YOUR OBJECTIVE: In the records below, find each line containing the word "here" and copy it.

[Dataset items]
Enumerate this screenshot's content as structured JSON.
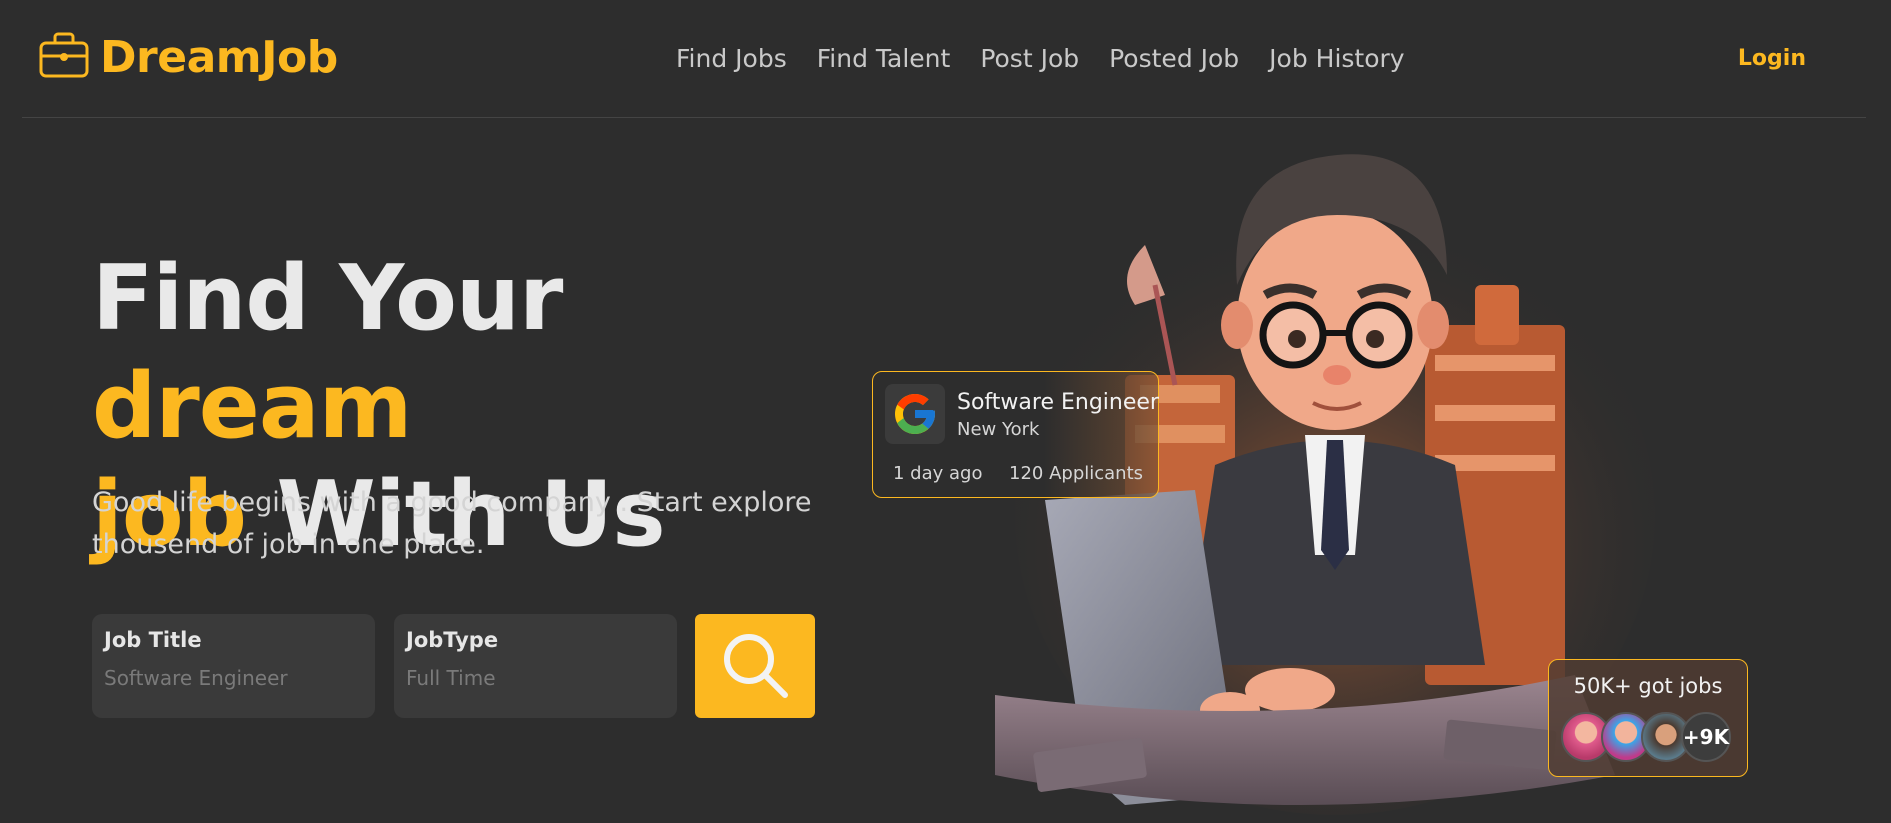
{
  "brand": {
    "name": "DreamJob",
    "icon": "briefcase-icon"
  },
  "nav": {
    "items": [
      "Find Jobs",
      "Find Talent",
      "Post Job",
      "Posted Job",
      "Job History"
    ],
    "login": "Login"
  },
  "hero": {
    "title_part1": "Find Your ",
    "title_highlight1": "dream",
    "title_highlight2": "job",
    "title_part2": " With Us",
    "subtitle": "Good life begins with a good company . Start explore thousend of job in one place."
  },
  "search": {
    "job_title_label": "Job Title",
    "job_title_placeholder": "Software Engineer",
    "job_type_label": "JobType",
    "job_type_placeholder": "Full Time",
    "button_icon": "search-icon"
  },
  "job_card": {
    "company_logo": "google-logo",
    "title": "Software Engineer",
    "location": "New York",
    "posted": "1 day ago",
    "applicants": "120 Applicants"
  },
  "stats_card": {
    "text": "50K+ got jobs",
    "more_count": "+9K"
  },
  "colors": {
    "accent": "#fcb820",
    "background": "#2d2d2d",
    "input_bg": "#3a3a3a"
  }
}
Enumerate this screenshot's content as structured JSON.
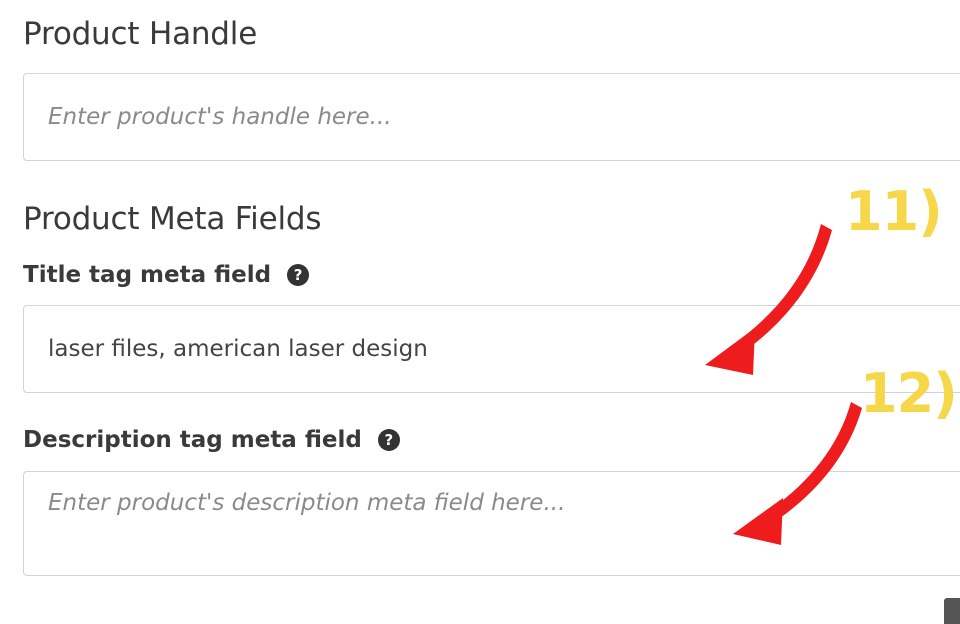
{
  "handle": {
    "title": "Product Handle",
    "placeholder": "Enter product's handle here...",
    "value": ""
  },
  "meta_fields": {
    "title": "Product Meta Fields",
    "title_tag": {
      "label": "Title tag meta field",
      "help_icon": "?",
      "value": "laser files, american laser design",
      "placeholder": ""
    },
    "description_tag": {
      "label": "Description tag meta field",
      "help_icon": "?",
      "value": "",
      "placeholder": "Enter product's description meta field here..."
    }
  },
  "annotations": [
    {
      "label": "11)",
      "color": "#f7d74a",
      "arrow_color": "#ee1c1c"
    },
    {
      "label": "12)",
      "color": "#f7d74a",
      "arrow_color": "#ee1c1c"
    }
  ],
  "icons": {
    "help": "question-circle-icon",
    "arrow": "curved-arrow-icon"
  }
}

THE ANSWER:
    "placeholder": "Enter product's handle here...",
      "placeholder": "Enter product's description meta field here..."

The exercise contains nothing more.